DESCRIPTION OF THE TASK
Extract the full set of records that follows, word for word.

MATERIAL SUPPLIED
━━━━━━━━━━━━━━━━━━━━━━━━━━━━━━
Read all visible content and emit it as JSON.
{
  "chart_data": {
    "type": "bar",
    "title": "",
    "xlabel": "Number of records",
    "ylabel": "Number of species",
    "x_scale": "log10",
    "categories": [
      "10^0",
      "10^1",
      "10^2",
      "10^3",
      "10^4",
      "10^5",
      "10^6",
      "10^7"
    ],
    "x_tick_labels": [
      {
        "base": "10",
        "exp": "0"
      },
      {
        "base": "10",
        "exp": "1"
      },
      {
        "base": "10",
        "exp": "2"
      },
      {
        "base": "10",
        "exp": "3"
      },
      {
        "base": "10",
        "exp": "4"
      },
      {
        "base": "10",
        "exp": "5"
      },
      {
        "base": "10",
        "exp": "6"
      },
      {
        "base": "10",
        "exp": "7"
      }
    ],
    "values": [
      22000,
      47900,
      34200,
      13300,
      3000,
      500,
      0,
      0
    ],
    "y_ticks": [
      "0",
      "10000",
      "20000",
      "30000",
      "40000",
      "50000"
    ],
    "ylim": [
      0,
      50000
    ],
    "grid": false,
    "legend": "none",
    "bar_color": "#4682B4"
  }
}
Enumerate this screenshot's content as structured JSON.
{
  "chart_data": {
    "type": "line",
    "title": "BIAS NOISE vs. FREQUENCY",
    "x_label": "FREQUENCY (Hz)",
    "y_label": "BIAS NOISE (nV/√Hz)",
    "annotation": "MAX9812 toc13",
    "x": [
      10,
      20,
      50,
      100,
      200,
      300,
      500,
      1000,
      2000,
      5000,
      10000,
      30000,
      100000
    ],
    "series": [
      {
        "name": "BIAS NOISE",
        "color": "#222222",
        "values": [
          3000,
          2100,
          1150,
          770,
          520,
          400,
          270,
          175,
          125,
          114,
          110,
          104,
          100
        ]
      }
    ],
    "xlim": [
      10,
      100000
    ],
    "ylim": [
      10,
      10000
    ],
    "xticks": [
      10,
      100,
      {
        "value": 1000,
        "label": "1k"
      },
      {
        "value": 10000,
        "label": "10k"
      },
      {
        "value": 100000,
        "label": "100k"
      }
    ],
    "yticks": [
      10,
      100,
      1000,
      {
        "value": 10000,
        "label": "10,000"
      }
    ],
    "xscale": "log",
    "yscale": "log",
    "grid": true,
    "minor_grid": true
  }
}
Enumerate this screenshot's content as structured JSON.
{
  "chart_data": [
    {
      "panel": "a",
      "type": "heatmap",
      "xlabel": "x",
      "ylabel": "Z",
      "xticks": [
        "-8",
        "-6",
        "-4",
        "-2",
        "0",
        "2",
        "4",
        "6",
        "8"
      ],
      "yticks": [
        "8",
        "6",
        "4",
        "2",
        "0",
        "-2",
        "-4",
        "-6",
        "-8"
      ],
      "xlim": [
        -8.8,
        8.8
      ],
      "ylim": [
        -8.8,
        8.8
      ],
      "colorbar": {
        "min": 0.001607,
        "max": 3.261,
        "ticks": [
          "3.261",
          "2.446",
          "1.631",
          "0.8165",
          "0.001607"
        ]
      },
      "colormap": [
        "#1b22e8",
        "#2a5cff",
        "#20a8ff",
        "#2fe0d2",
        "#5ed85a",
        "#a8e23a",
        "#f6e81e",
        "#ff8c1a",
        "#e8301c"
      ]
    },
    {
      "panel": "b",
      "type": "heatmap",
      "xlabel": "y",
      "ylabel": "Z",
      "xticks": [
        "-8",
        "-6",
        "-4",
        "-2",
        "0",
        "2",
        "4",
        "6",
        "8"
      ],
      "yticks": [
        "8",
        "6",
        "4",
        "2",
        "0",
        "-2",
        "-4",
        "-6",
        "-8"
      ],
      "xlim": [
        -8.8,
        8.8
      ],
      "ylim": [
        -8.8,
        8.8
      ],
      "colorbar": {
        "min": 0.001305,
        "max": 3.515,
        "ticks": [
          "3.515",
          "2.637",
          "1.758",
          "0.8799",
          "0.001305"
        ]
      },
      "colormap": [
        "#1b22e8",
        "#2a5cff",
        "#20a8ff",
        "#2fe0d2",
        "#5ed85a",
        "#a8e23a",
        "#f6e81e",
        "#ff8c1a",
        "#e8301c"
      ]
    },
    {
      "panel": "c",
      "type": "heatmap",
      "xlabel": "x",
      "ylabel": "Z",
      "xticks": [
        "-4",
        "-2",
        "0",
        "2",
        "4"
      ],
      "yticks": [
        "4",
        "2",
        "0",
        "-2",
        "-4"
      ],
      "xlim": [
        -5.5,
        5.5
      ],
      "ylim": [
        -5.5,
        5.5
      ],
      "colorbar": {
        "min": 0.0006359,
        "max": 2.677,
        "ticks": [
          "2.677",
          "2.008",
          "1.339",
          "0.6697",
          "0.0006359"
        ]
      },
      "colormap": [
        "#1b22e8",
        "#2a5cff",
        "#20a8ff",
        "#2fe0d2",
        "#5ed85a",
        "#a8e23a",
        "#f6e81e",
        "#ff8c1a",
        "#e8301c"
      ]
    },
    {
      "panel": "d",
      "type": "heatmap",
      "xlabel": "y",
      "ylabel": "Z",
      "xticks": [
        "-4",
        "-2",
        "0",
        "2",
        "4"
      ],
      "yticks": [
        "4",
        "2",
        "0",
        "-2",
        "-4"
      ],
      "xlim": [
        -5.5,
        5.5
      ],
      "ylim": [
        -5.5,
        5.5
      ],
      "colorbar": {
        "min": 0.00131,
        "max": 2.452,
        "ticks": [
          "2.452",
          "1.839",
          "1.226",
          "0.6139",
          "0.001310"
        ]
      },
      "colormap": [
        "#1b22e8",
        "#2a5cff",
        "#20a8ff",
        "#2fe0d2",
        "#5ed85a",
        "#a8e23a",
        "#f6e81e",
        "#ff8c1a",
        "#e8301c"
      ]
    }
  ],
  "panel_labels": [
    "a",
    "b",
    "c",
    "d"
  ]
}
━━━━━━━━━━━━━━━━━━━━━━━━━━━━━━
WRITTEN RESPONSE
Read all visible content and emit it as JSON.
{
  "chart_data": {
    "type": "bar",
    "title": "",
    "xlabel": "Number of records",
    "ylabel": "Number of species",
    "x_scale": "log10",
    "categories": [
      "10^0",
      "10^1",
      "10^2",
      "10^3",
      "10^4",
      "10^5",
      "10^6",
      "10^7"
    ],
    "x_tick_labels": [
      {
        "base": "10",
        "exp": "0"
      },
      {
        "base": "10",
        "exp": "1"
      },
      {
        "base": "10",
        "exp": "2"
      },
      {
        "base": "10",
        "exp": "3"
      },
      {
        "base": "10",
        "exp": "4"
      },
      {
        "base": "10",
        "exp": "5"
      },
      {
        "base": "10",
        "exp": "6"
      },
      {
        "base": "10",
        "exp": "7"
      }
    ],
    "values": [
      22000,
      47900,
      34200,
      13300,
      3000,
      500,
      0,
      0
    ],
    "y_ticks": [
      "0",
      "10000",
      "20000",
      "30000",
      "40000",
      "50000"
    ],
    "ylim": [
      0,
      50000
    ],
    "grid": false,
    "legend": "none",
    "bar_color": "#4682B4"
  }
}
Enumerate this screenshot's content as structured JSON.
{
  "chart_data": {
    "type": "line",
    "title": "BIAS NOISE vs. FREQUENCY",
    "x_label": "FREQUENCY (Hz)",
    "y_label": "BIAS NOISE (nV/√Hz)",
    "annotation": "MAX9812 toc13",
    "x": [
      10,
      20,
      50,
      100,
      200,
      300,
      500,
      1000,
      2000,
      5000,
      10000,
      30000,
      100000
    ],
    "series": [
      {
        "name": "BIAS NOISE",
        "color": "#222222",
        "values": [
          3000,
          2100,
          1150,
          770,
          520,
          400,
          270,
          175,
          125,
          114,
          110,
          104,
          100
        ]
      }
    ],
    "xlim": [
      10,
      100000
    ],
    "ylim": [
      10,
      10000
    ],
    "xticks": [
      10,
      100,
      {
        "value": 1000,
        "label": "1k"
      },
      {
        "value": 10000,
        "label": "10k"
      },
      {
        "value": 100000,
        "label": "100k"
      }
    ],
    "yticks": [
      10,
      100,
      1000,
      {
        "value": 10000,
        "label": "10,000"
      }
    ],
    "xscale": "log",
    "yscale": "log",
    "grid": true,
    "minor_grid": true
  }
}
Enumerate this screenshot's content as structured JSON.
{
  "chart_data": [
    {
      "panel": "a",
      "type": "heatmap",
      "xlabel": "x",
      "ylabel": "Z",
      "xticks": [
        "-8",
        "-6",
        "-4",
        "-2",
        "0",
        "2",
        "4",
        "6",
        "8"
      ],
      "yticks": [
        "8",
        "6",
        "4",
        "2",
        "0",
        "-2",
        "-4",
        "-6",
        "-8"
      ],
      "xlim": [
        -8.8,
        8.8
      ],
      "ylim": [
        -8.8,
        8.8
      ],
      "colorbar": {
        "min": 0.001607,
        "max": 3.261,
        "ticks": [
          "3.261",
          "2.446",
          "1.631",
          "0.8165",
          "0.001607"
        ]
      },
      "colormap": [
        "#1b22e8",
        "#2a5cff",
        "#20a8ff",
        "#2fe0d2",
        "#5ed85a",
        "#a8e23a",
        "#f6e81e",
        "#ff8c1a",
        "#e8301c"
      ]
    },
    {
      "panel": "b",
      "type": "heatmap",
      "xlabel": "y",
      "ylabel": "Z",
      "xticks": [
        "-8",
        "-6",
        "-4",
        "-2",
        "0",
        "2",
        "4",
        "6",
        "8"
      ],
      "yticks": [
        "8",
        "6",
        "4",
        "2",
        "0",
        "-2",
        "-4",
        "-6",
        "-8"
      ],
      "xlim": [
        -8.8,
        8.8
      ],
      "ylim": [
        -8.8,
        8.8
      ],
      "colorbar": {
        "min": 0.001305,
        "max": 3.515,
        "ticks": [
          "3.515",
          "2.637",
          "1.758",
          "0.8799",
          "0.001305"
        ]
      },
      "colormap": [
        "#1b22e8",
        "#2a5cff",
        "#20a8ff",
        "#2fe0d2",
        "#5ed85a",
        "#a8e23a",
        "#f6e81e",
        "#ff8c1a",
        "#e8301c"
      ]
    },
    {
      "panel": "c",
      "type": "heatmap",
      "xlabel": "x",
      "ylabel": "Z",
      "xticks": [
        "-4",
        "-2",
        "0",
        "2",
        "4"
      ],
      "yticks": [
        "4",
        "2",
        "0",
        "-2",
        "-4"
      ],
      "xlim": [
        -5.5,
        5.5
      ],
      "ylim": [
        -5.5,
        5.5
      ],
      "colorbar": {
        "min": 0.0006359,
        "max": 2.677,
        "ticks": [
          "2.677",
          "2.008",
          "1.339",
          "0.6697",
          "0.0006359"
        ]
      },
      "colormap": [
        "#1b22e8",
        "#2a5cff",
        "#20a8ff",
        "#2fe0d2",
        "#5ed85a",
        "#a8e23a",
        "#f6e81e",
        "#ff8c1a",
        "#e8301c"
      ]
    },
    {
      "panel": "d",
      "type": "heatmap",
      "xlabel": "y",
      "ylabel": "Z",
      "xticks": [
        "-4",
        "-2",
        "0",
        "2",
        "4"
      ],
      "yticks": [
        "4",
        "2",
        "0",
        "-2",
        "-4"
      ],
      "xlim": [
        -5.5,
        5.5
      ],
      "ylim": [
        -5.5,
        5.5
      ],
      "colorbar": {
        "min": 0.00131,
        "max": 2.452,
        "ticks": [
          "2.452",
          "1.839",
          "1.226",
          "0.6139",
          "0.001310"
        ]
      },
      "colormap": [
        "#1b22e8",
        "#2a5cff",
        "#20a8ff",
        "#2fe0d2",
        "#5ed85a",
        "#a8e23a",
        "#f6e81e",
        "#ff8c1a",
        "#e8301c"
      ]
    }
  ],
  "panel_labels": [
    "a",
    "b",
    "c",
    "d"
  ]
}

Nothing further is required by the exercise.